There are very big differences between different
units of volume. A cubic centimetre is a **lot** bigger than a cubic
millimetre, even though we know there are 10 millimetres in a centimetre.
Let’s see why there’s such a huge difference, by looking at a cubic centimetre:

Each side of this cube is 1 centimetre long, or 10
mm long. So along one edge of the cube, you can fit 10 ‘lots’ of 1 mm. But in
the entire volume occupied by the cube, how many lots of 1 mm^{3} can
you fit? Well, in the diagram, each little cube is a 1 mm by 1 mm by 1 mm
cube. How many of them are there? If we can fit 10 lots of 1 mm along one side
of the cube, and 10 lots of 1 mm along another side of the cube, then we can
fit 10 x 10 or 100 cubic millimetres in one *layer*:

How many of these layers are there? Well each
layer is 1 mm thick. The cube is 10 mm high, so this means there are 10
layers. With 100 mm^{3} cubes in a layer, this means there are 10 x
100 or **1000** mm^{3} total in a cubic centimetre.
_____
What to do:
1 - Answer these from the passage on units of volume:
(a) How long is each side of the cube, in millimeters?
(b) How many cubic millimeters fit in one layer?
(c) How thick is each layer?
2 - From the passage on units of volume, quote the span that begins at the words "How many of these" and stops after the words "a cubic centimetre.".

Stored rows:
_____
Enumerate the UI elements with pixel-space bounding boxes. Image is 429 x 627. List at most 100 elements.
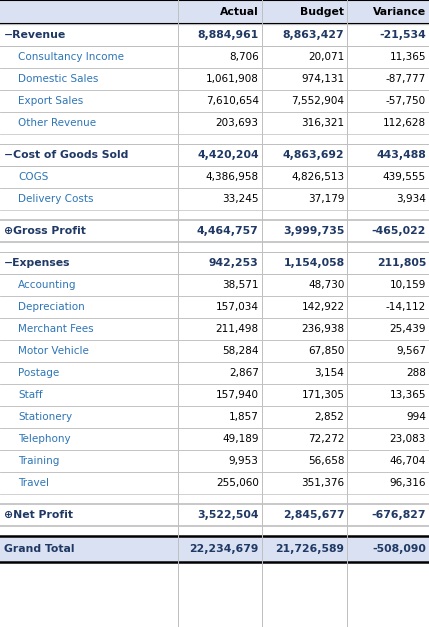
- Bar: [0, 296, 429, 318]
- Text: 72,272: 72,272: [308, 434, 344, 444]
- Text: 48,730: 48,730: [308, 280, 344, 290]
- Text: Merchant Fees: Merchant Fees: [18, 324, 94, 334]
- Bar: [0, 406, 429, 428]
- Text: Other Revenue: Other Revenue: [18, 118, 96, 128]
- Text: 3,154: 3,154: [314, 368, 344, 378]
- Text: Motor Vehicle: Motor Vehicle: [18, 346, 89, 356]
- Text: −Expenses: −Expenses: [4, 258, 70, 268]
- Text: 20,071: 20,071: [308, 52, 344, 62]
- Text: 203,693: 203,693: [216, 118, 259, 128]
- Text: 21,726,589: 21,726,589: [275, 544, 344, 554]
- Bar: [0, 188, 429, 210]
- Text: 13,365: 13,365: [390, 390, 426, 400]
- Text: 8,884,961: 8,884,961: [197, 30, 259, 40]
- Text: 96,316: 96,316: [390, 478, 426, 488]
- Text: 4,863,692: 4,863,692: [283, 150, 344, 160]
- Text: 211,805: 211,805: [377, 258, 426, 268]
- Text: Stationery: Stationery: [18, 412, 72, 422]
- Text: 211,498: 211,498: [215, 324, 259, 334]
- Text: 1,061,908: 1,061,908: [206, 74, 259, 84]
- Bar: [0, 242, 429, 252]
- Text: 8,863,427: 8,863,427: [283, 30, 344, 40]
- Text: 33,245: 33,245: [222, 194, 259, 204]
- Text: -465,022: -465,022: [372, 226, 426, 236]
- Text: 3,999,735: 3,999,735: [283, 226, 344, 236]
- Bar: [0, 504, 429, 526]
- Text: 439,555: 439,555: [383, 172, 426, 182]
- Text: -57,750: -57,750: [386, 96, 426, 106]
- Text: 4,464,757: 4,464,757: [197, 226, 259, 236]
- Text: Accounting: Accounting: [18, 280, 76, 290]
- Bar: [0, 252, 429, 274]
- Text: Consultancy Income: Consultancy Income: [18, 52, 124, 62]
- Text: -14,112: -14,112: [386, 302, 426, 312]
- Text: 316,321: 316,321: [301, 118, 344, 128]
- Text: 288: 288: [406, 368, 426, 378]
- Bar: [0, 428, 429, 450]
- Bar: [0, 450, 429, 472]
- Text: 2,867: 2,867: [229, 368, 259, 378]
- Text: Grand Total: Grand Total: [4, 544, 75, 554]
- Text: 157,034: 157,034: [216, 302, 259, 312]
- Bar: [0, 24, 429, 46]
- Bar: [0, 0, 429, 24]
- Bar: [0, 68, 429, 90]
- Bar: [0, 318, 429, 340]
- Text: ⊕Gross Profit: ⊕Gross Profit: [4, 226, 86, 236]
- Text: 3,934: 3,934: [396, 194, 426, 204]
- Text: 58,284: 58,284: [222, 346, 259, 356]
- Text: 49,189: 49,189: [222, 434, 259, 444]
- Bar: [0, 384, 429, 406]
- Text: 112,628: 112,628: [383, 118, 426, 128]
- Text: 157,940: 157,940: [216, 390, 259, 400]
- Text: 8,706: 8,706: [229, 52, 259, 62]
- Bar: [0, 340, 429, 362]
- Text: Staff: Staff: [18, 390, 42, 400]
- Bar: [0, 536, 429, 562]
- Text: 236,938: 236,938: [301, 324, 344, 334]
- Text: 142,922: 142,922: [301, 302, 344, 312]
- Text: Depreciation: Depreciation: [18, 302, 85, 312]
- Text: 25,439: 25,439: [390, 324, 426, 334]
- Text: 4,826,513: 4,826,513: [291, 172, 344, 182]
- Text: Budget: Budget: [300, 7, 344, 17]
- Text: −Revenue: −Revenue: [4, 30, 66, 40]
- Text: 10,159: 10,159: [390, 280, 426, 290]
- Bar: [0, 134, 429, 144]
- Text: 974,131: 974,131: [301, 74, 344, 84]
- Text: -87,777: -87,777: [386, 74, 426, 84]
- Text: COGS: COGS: [18, 172, 48, 182]
- Text: 11,365: 11,365: [390, 52, 426, 62]
- Text: 22,234,679: 22,234,679: [189, 544, 259, 554]
- Bar: [0, 112, 429, 134]
- Text: −Cost of Goods Sold: −Cost of Goods Sold: [4, 150, 128, 160]
- Text: Postage: Postage: [18, 368, 59, 378]
- Bar: [0, 220, 429, 242]
- Bar: [0, 274, 429, 296]
- Text: 56,658: 56,658: [308, 456, 344, 466]
- Text: 7,610,654: 7,610,654: [205, 96, 259, 106]
- Text: 9,567: 9,567: [396, 346, 426, 356]
- Text: 171,305: 171,305: [302, 390, 344, 400]
- Text: ⊕Net Profit: ⊕Net Profit: [4, 510, 73, 520]
- Text: 255,060: 255,060: [216, 478, 259, 488]
- Bar: [0, 144, 429, 166]
- Text: Training: Training: [18, 456, 59, 466]
- Text: 23,083: 23,083: [390, 434, 426, 444]
- Text: 37,179: 37,179: [308, 194, 344, 204]
- Text: 9,953: 9,953: [229, 456, 259, 466]
- Text: 994: 994: [406, 412, 426, 422]
- Bar: [0, 526, 429, 536]
- Text: -676,827: -676,827: [372, 510, 426, 520]
- Text: Domestic Sales: Domestic Sales: [18, 74, 98, 84]
- Text: 46,704: 46,704: [390, 456, 426, 466]
- Bar: [0, 472, 429, 494]
- Text: 3,522,504: 3,522,504: [197, 510, 259, 520]
- Text: Telephony: Telephony: [18, 434, 71, 444]
- Text: 351,376: 351,376: [301, 478, 344, 488]
- Text: Delivery Costs: Delivery Costs: [18, 194, 94, 204]
- Text: 4,386,958: 4,386,958: [205, 172, 259, 182]
- Bar: [0, 494, 429, 504]
- Bar: [0, 90, 429, 112]
- Bar: [0, 166, 429, 188]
_____
Full solutions:
1 -
(a) 10 mm
(b) 100
(c) 1 mm

2 -
How many of these layers are there? Well each
layer is 1 mm thick. The cube is 10 mm high, so this means there are 10
layers. With 100 mm^{3} cubes in a layer, this means there are 10 x
100 or **1000** mm^{3} total in a cubic centimetre.